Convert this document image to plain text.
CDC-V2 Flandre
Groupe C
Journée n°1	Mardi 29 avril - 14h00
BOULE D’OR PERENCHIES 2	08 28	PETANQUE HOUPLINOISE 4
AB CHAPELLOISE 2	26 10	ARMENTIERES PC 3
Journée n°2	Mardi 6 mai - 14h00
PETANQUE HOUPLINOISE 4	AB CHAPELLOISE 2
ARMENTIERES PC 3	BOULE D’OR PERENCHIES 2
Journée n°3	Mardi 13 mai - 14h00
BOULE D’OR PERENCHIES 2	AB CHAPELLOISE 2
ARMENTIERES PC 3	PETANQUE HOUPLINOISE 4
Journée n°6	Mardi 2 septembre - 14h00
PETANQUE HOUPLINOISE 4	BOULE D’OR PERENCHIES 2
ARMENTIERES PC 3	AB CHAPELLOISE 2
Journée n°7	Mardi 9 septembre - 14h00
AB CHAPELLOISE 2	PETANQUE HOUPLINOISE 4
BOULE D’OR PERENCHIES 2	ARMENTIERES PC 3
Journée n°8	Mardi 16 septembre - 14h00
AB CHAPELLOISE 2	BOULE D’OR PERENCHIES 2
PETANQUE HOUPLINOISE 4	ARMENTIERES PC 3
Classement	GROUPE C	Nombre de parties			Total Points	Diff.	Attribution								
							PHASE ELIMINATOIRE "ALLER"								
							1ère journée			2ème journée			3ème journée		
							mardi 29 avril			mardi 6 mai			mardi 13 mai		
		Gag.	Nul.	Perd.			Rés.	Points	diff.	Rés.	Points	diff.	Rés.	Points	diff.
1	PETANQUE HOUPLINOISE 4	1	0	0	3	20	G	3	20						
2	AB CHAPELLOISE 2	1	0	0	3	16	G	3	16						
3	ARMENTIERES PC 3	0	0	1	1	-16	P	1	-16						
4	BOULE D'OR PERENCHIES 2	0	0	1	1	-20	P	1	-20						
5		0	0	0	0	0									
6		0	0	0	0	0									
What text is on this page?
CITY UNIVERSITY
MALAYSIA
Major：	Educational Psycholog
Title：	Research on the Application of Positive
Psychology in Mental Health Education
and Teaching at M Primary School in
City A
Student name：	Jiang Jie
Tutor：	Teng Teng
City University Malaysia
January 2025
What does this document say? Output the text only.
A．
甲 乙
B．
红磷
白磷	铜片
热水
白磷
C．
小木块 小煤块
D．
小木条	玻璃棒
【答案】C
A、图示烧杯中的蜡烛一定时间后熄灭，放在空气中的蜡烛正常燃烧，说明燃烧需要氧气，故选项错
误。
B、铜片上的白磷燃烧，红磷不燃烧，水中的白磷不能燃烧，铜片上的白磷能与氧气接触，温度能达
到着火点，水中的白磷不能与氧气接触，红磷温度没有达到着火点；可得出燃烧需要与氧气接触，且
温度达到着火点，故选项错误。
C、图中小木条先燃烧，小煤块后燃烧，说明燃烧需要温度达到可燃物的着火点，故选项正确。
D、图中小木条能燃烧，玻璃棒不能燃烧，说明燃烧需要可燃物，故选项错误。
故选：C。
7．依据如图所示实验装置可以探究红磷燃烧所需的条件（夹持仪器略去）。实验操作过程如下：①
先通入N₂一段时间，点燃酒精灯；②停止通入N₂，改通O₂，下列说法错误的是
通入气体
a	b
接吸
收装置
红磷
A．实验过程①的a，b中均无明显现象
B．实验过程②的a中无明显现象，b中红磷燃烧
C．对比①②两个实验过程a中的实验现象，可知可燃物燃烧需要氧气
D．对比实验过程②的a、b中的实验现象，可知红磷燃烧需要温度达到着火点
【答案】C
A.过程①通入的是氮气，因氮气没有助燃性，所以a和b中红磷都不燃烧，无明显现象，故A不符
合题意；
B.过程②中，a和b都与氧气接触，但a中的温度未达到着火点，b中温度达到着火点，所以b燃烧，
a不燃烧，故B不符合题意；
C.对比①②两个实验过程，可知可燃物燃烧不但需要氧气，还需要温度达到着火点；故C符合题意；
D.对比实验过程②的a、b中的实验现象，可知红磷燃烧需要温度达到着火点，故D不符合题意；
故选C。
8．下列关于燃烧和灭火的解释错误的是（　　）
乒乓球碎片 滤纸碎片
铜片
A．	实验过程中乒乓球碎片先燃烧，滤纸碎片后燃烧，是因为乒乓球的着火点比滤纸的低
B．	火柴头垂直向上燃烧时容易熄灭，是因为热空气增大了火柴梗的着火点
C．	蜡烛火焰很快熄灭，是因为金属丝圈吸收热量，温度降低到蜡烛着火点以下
——
■ Aim ■
Return precisely the lines of the records, starting with the line that holds "What does this" and ending with the last one.

■ Exercise solution ■
What does this document say? Output the text only.
A．
甲 乙
B．
红磷
白磷	铜片
热水
白磷
C．
小木块 小煤块
D．
小木条	玻璃棒
【答案】C
A、图示烧杯中的蜡烛一定时间后熄灭，放在空气中的蜡烛正常燃烧，说明燃烧需要氧气，故选项错
误。
B、铜片上的白磷燃烧，红磷不燃烧，水中的白磷不能燃烧，铜片上的白磷能与氧气接触，温度能达
到着火点，水中的白磷不能与氧气接触，红磷温度没有达到着火点；可得出燃烧需要与氧气接触，且
温度达到着火点，故选项错误。
C、图中小木条先燃烧，小煤块后燃烧，说明燃烧需要温度达到可燃物的着火点，故选项正确。
D、图中小木条能燃烧，玻璃棒不能燃烧，说明燃烧需要可燃物，故选项错误。
故选：C。
7．依据如图所示实验装置可以探究红磷燃烧所需的条件（夹持仪器略去）。实验操作过程如下：①
先通入N₂一段时间，点燃酒精灯；②停止通入N₂，改通O₂，下列说法错误的是
通入气体
a	b
接吸
收装置
红磷
A．实验过程①的a，b中均无明显现象
B．实验过程②的a中无明显现象，b中红磷燃烧
C．对比①②两个实验过程a中的实验现象，可知可燃物燃烧需要氧气
D．对比实验过程②的a、b中的实验现象，可知红磷燃烧需要温度达到着火点
【答案】C
A.过程①通入的是氮气，因氮气没有助燃性，所以a和b中红磷都不燃烧，无明显现象，故A不符
合题意；
B.过程②中，a和b都与氧气接触，但a中的温度未达到着火点，b中温度达到着火点，所以b燃烧，
a不燃烧，故B不符合题意；
C.对比①②两个实验过程，可知可燃物燃烧不但需要氧气，还需要温度达到着火点；故C符合题意；
D.对比实验过程②的a、b中的实验现象，可知红磷燃烧需要温度达到着火点，故D不符合题意；
故选C。
8．下列关于燃烧和灭火的解释错误的是（　　）
乒乓球碎片 滤纸碎片
铜片
A．	实验过程中乒乓球碎片先燃烧，滤纸碎片后燃烧，是因为乒乓球的着火点比滤纸的低
B．	火柴头垂直向上燃烧时容易熄灭，是因为热空气增大了火柴梗的着火点
C．	蜡烛火焰很快熄灭，是因为金属丝圈吸收热量，温度降低到蜡烛着火点以下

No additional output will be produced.